-- start Extracted entries --

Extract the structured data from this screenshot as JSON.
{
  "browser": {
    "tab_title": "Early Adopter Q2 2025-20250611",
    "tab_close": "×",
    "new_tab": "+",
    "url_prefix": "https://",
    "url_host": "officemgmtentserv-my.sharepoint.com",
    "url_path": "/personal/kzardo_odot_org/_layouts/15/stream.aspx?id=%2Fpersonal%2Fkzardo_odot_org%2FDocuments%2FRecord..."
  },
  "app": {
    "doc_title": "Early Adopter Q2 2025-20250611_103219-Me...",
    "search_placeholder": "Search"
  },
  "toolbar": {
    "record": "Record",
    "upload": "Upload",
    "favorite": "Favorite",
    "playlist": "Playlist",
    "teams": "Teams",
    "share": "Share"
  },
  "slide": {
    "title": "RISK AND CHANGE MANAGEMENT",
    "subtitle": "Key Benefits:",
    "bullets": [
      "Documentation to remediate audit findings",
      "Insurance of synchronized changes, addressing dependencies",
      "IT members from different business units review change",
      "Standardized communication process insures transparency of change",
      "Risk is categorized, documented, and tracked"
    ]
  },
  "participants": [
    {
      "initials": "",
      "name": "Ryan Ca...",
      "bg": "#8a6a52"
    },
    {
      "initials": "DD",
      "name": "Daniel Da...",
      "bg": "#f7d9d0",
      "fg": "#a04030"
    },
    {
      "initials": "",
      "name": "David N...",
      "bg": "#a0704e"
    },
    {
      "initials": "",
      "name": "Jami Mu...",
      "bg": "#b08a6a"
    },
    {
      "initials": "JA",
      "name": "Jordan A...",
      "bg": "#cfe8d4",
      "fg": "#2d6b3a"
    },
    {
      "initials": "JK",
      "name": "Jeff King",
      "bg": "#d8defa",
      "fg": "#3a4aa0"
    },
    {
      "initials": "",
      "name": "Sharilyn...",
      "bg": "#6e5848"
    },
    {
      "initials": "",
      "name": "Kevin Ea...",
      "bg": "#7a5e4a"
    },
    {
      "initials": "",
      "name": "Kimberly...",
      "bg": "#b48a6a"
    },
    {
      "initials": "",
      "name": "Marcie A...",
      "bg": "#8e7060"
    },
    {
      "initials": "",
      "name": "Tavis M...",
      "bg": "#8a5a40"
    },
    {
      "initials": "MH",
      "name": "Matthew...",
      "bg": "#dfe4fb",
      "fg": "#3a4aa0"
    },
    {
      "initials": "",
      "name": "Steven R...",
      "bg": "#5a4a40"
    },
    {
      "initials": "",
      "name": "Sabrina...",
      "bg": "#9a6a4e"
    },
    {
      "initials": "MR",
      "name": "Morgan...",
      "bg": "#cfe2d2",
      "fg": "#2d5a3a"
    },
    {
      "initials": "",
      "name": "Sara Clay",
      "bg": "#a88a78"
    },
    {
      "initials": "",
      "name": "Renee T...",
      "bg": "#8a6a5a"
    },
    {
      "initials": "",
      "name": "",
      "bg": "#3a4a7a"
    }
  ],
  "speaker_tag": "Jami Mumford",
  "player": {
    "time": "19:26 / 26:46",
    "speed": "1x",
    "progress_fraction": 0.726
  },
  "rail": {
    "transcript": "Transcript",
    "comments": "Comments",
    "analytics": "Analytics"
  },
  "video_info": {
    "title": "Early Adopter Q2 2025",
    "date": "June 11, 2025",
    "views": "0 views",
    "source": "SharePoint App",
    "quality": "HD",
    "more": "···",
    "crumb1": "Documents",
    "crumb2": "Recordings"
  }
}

-- end Extracted entries --

Single out each line of the records above with the string "Adopter" in it, and copy it.

■ **Final result**:
    "tab_title": "Early Adopter Q2 2025-20250611",
    "doc_title": "Early Adopter Q2 2025-20250611_103219-Me...",
    "title": "Early Adopter Q2 2025",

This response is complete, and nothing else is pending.